Records contained in a dataset
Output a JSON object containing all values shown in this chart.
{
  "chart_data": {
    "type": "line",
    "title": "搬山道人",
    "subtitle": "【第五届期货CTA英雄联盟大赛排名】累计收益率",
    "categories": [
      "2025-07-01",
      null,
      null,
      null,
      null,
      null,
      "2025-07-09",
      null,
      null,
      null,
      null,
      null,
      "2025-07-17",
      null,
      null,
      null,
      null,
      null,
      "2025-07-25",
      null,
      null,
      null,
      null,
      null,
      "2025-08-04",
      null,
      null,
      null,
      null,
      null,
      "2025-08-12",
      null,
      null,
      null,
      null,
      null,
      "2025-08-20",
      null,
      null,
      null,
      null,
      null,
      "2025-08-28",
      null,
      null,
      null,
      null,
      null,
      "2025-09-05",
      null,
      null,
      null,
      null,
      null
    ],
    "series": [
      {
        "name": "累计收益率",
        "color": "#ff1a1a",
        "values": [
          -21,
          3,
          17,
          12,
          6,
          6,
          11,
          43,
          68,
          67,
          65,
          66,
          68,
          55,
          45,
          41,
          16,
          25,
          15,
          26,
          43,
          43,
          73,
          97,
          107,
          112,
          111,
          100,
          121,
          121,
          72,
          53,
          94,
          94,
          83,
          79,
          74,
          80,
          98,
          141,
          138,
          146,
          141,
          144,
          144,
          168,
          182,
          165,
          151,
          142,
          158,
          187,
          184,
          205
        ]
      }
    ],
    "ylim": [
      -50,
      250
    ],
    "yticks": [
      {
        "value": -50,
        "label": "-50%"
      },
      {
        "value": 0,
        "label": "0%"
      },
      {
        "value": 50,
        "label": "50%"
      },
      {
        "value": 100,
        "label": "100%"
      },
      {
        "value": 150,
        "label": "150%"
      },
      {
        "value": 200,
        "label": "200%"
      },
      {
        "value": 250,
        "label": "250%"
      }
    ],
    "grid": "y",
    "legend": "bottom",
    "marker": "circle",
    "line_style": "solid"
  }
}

### GIVEN INSTRUCTION
Which lines hold the word "values"? Copy every one of them.

### WORKED ANSWER
Output a JSON object containing all values shown in this chart.
        "values": [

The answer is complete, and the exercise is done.